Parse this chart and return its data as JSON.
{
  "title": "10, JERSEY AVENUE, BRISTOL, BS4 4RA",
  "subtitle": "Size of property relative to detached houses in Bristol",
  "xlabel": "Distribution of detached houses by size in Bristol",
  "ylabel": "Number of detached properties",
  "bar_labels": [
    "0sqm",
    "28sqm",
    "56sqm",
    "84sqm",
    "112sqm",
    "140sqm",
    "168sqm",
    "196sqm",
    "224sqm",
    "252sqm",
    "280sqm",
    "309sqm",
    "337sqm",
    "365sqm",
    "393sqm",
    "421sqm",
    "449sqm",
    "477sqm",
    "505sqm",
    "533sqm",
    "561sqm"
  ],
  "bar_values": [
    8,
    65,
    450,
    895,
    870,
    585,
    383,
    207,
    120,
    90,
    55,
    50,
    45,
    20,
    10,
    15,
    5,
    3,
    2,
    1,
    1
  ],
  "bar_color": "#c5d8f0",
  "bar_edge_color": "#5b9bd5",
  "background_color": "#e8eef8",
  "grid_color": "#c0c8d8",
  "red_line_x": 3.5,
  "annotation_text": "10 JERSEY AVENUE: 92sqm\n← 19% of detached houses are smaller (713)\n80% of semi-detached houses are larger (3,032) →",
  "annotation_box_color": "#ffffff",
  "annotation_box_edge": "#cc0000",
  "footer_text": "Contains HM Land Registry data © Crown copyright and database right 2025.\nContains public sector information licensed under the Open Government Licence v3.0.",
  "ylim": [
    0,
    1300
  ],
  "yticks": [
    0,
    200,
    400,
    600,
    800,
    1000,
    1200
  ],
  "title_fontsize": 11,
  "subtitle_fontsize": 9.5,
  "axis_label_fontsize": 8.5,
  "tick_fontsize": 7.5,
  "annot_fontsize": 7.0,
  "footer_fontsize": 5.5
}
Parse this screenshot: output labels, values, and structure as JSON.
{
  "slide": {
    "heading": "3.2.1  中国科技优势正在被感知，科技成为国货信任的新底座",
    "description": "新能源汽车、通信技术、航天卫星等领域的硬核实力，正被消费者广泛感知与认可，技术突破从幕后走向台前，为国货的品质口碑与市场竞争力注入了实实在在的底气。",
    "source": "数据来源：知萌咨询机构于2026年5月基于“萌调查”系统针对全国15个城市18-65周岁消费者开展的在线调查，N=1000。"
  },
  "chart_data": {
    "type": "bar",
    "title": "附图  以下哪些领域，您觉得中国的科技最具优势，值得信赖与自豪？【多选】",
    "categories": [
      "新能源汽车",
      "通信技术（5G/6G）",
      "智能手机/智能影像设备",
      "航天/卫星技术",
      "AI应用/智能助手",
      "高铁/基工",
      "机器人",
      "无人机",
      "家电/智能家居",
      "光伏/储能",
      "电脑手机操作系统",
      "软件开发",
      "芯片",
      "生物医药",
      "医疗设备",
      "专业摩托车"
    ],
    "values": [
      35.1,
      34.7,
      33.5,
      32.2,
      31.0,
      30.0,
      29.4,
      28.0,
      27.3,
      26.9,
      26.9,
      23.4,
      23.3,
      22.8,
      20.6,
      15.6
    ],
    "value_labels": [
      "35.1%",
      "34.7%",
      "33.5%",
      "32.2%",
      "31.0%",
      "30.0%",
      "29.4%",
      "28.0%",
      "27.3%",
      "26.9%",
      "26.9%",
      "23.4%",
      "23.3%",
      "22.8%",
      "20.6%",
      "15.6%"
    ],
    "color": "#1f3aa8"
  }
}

-- -- --

What is expected → Return each line of the records above exactly as it reads.

Task output →
Parse this chart and return its data as JSON.
{
  "title": "10, JERSEY AVENUE, BRISTOL, BS4 4RA",
  "subtitle": "Size of property relative to detached houses in Bristol",
  "xlabel": "Distribution of detached houses by size in Bristol",
  "ylabel": "Number of detached properties",
  "bar_labels": [
    "0sqm",
    "28sqm",
    "56sqm",
    "84sqm",
    "112sqm",
    "140sqm",
    "168sqm",
    "196sqm",
    "224sqm",
    "252sqm",
    "280sqm",
    "309sqm",
    "337sqm",
    "365sqm",
    "393sqm",
    "421sqm",
    "449sqm",
    "477sqm",
    "505sqm",
    "533sqm",
    "561sqm"
  ],
  "bar_values": [
    8,
    65,
    450,
    895,
    870,
    585,
    383,
    207,
    120,
    90,
    55,
    50,
    45,
    20,
    10,
    15,
    5,
    3,
    2,
    1,
    1
  ],
  "bar_color": "#c5d8f0",
  "bar_edge_color": "#5b9bd5",
  "background_color": "#e8eef8",
  "grid_color": "#c0c8d8",
  "red_line_x": 3.5,
  "annotation_text": "10 JERSEY AVENUE: 92sqm\n← 19% of detached houses are smaller (713)\n80% of semi-detached houses are larger (3,032) →",
  "annotation_box_color": "#ffffff",
  "annotation_box_edge": "#cc0000",
  "footer_text": "Contains HM Land Registry data © Crown copyright and database right 2025.\nContains public sector information licensed under the Open Government Licence v3.0.",
  "ylim": [
    0,
    1300
  ],
  "yticks": [
    0,
    200,
    400,
    600,
    800,
    1000,
    1200
  ],
  "title_fontsize": 11,
  "subtitle_fontsize": 9.5,
  "axis_label_fontsize": 8.5,
  "tick_fontsize": 7.5,
  "annot_fontsize": 7.0,
  "footer_fontsize": 5.5
}
Parse this screenshot: output labels, values, and structure as JSON.
{
  "slide": {
    "heading": "3.2.1  中国科技优势正在被感知，科技成为国货信任的新底座",
    "description": "新能源汽车、通信技术、航天卫星等领域的硬核实力，正被消费者广泛感知与认可，技术突破从幕后走向台前，为国货的品质口碑与市场竞争力注入了实实在在的底气。",
    "source": "数据来源：知萌咨询机构于2026年5月基于“萌调查”系统针对全国15个城市18-65周岁消费者开展的在线调查，N=1000。"
  },
  "chart_data": {
    "type": "bar",
    "title": "附图  以下哪些领域，您觉得中国的科技最具优势，值得信赖与自豪？【多选】",
    "categories": [
      "新能源汽车",
      "通信技术（5G/6G）",
      "智能手机/智能影像设备",
      "航天/卫星技术",
      "AI应用/智能助手",
      "高铁/基工",
      "机器人",
      "无人机",
      "家电/智能家居",
      "光伏/储能",
      "电脑手机操作系统",
      "软件开发",
      "芯片",
      "生物医药",
      "医疗设备",
      "专业摩托车"
    ],
    "values": [
      35.1,
      34.7,
      33.5,
      32.2,
      31.0,
      30.0,
      29.4,
      28.0,
      27.3,
      26.9,
      26.9,
      23.4,
      23.3,
      22.8,
      20.6,
      15.6
    ],
    "value_labels": [
      "35.1%",
      "34.7%",
      "33.5%",
      "32.2%",
      "31.0%",
      "30.0%",
      "29.4%",
      "28.0%",
      "27.3%",
      "26.9%",
      "26.9%",
      "23.4%",
      "23.3%",
      "22.8%",
      "20.6%",
      "15.6%"
    ],
    "color": "#1f3aa8"
  }
}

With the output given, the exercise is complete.